EXERCISE INSTRUCTIONS
Look below. Copy each line that has "bitstream" in it.

— start DATA FOR THE TASK —

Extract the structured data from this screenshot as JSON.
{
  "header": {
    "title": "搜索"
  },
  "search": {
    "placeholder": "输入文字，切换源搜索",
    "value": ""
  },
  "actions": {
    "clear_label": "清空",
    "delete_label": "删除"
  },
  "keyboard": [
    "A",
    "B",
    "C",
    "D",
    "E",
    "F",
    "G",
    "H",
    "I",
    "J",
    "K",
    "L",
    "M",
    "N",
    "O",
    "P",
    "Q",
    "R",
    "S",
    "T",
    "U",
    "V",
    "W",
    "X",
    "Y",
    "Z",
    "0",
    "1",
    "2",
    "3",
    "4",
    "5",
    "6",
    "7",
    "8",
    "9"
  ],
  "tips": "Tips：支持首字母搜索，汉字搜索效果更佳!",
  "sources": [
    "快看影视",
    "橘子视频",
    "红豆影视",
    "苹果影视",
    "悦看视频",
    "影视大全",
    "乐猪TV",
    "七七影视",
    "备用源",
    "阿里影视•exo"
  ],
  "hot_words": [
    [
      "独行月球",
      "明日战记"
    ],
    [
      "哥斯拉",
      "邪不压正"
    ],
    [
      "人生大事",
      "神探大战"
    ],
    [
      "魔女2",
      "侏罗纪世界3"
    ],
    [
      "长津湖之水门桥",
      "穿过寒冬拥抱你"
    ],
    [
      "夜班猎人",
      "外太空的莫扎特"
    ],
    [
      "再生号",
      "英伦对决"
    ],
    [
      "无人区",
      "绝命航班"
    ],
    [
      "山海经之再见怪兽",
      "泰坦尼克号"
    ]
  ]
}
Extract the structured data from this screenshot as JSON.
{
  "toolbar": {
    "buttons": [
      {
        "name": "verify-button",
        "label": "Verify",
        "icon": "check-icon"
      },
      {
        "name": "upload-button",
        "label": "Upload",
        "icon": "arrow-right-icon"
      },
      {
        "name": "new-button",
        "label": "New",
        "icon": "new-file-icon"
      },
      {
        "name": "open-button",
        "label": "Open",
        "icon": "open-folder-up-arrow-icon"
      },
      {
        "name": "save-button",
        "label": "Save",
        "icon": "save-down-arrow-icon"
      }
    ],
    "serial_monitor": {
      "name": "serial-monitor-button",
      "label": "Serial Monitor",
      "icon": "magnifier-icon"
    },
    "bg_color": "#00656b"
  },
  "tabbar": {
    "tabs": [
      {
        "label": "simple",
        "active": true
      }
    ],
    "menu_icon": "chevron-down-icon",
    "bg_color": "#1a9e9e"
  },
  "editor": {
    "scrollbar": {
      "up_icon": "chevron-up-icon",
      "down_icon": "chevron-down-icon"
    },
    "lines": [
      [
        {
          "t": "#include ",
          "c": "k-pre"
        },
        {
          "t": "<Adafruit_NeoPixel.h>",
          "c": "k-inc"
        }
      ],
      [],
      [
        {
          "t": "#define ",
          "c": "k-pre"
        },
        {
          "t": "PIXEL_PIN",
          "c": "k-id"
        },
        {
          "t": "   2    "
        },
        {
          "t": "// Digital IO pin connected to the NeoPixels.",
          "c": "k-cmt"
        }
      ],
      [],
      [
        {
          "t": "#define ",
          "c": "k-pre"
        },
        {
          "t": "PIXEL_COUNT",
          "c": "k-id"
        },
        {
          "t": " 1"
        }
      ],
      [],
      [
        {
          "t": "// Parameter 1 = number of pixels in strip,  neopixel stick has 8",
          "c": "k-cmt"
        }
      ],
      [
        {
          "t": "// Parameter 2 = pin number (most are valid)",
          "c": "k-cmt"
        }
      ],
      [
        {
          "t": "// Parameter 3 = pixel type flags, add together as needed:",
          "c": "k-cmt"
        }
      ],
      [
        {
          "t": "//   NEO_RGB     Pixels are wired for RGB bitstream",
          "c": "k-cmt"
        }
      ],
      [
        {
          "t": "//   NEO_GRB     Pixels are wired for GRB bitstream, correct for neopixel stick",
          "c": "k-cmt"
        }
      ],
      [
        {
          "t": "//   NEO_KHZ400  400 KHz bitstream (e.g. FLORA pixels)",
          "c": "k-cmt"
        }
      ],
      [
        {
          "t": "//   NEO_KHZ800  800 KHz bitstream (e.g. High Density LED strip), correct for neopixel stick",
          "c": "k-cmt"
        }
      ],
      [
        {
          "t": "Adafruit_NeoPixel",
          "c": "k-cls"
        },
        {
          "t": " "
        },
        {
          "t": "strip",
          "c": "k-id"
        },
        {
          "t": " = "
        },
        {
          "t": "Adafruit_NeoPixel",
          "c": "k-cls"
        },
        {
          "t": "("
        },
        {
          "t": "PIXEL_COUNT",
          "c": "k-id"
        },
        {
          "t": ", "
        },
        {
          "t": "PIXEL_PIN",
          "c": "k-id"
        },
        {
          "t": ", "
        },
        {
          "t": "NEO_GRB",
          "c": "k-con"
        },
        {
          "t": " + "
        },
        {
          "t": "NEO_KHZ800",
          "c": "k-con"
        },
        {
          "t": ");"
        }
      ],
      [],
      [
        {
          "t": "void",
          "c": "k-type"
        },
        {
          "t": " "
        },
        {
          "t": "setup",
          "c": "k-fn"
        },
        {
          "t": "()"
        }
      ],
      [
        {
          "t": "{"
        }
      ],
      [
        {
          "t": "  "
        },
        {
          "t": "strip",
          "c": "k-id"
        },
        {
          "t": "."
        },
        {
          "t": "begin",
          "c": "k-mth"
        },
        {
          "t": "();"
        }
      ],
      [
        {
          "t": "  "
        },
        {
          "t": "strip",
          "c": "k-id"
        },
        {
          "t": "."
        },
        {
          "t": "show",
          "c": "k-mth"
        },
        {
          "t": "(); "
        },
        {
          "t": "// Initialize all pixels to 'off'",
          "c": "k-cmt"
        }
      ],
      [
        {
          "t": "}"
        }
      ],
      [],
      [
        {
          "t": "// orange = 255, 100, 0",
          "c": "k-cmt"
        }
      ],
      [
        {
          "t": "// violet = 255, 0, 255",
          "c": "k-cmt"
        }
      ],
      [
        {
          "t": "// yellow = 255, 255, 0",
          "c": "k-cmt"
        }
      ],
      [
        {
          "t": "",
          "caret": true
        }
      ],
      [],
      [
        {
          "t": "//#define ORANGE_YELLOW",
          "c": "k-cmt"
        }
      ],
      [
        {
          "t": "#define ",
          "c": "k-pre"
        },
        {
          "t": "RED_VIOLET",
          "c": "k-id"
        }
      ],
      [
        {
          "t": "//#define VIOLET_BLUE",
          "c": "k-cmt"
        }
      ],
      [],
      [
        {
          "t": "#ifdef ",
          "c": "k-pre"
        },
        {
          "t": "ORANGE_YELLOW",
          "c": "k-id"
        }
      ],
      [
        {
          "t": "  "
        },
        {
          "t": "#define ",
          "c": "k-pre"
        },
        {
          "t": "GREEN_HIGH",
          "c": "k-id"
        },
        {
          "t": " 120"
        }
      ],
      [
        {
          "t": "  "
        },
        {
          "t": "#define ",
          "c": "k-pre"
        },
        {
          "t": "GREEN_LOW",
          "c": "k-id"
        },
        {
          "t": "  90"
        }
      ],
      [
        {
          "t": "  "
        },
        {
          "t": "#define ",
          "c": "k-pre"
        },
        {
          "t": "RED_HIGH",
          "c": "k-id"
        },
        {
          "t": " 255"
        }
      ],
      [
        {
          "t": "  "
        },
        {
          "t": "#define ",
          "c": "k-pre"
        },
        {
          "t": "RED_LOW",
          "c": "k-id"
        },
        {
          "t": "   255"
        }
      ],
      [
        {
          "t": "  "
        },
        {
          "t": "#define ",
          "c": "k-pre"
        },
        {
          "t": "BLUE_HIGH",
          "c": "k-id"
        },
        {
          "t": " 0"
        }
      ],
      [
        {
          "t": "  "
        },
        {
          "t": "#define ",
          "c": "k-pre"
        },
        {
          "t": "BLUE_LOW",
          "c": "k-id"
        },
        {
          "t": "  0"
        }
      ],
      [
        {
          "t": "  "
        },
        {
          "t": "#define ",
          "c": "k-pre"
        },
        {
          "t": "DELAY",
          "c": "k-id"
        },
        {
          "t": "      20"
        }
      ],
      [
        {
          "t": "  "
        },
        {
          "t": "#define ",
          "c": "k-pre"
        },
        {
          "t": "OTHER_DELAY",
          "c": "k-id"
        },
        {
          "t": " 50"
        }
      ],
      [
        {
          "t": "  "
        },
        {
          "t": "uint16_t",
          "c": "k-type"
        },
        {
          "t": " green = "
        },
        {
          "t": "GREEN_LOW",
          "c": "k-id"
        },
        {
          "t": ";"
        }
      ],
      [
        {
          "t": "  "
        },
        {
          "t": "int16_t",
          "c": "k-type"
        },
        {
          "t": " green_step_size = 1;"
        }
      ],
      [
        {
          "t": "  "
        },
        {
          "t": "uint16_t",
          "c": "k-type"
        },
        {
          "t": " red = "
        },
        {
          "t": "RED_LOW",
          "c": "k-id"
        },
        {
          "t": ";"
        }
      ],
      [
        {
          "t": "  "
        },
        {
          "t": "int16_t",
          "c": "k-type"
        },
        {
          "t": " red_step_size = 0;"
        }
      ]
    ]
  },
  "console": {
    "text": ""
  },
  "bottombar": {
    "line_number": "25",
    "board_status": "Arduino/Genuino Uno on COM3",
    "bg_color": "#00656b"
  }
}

— end DATA FOR THE TASK —

RESULT FOR THIS TASK
          "t": "//   NEO_RGB     Pixels are wired for RGB bitstream",
          "t": "//   NEO_GRB     Pixels are wired for GRB bitstream, correct for neopixel stick",
          "t": "//   NEO_KHZ400  400 KHz bitstream (e.g. FLORA pixels)",
          "t": "//   NEO_KHZ800  800 KHz bitstream (e.g. High Density LED strip), correct for neopixel stick",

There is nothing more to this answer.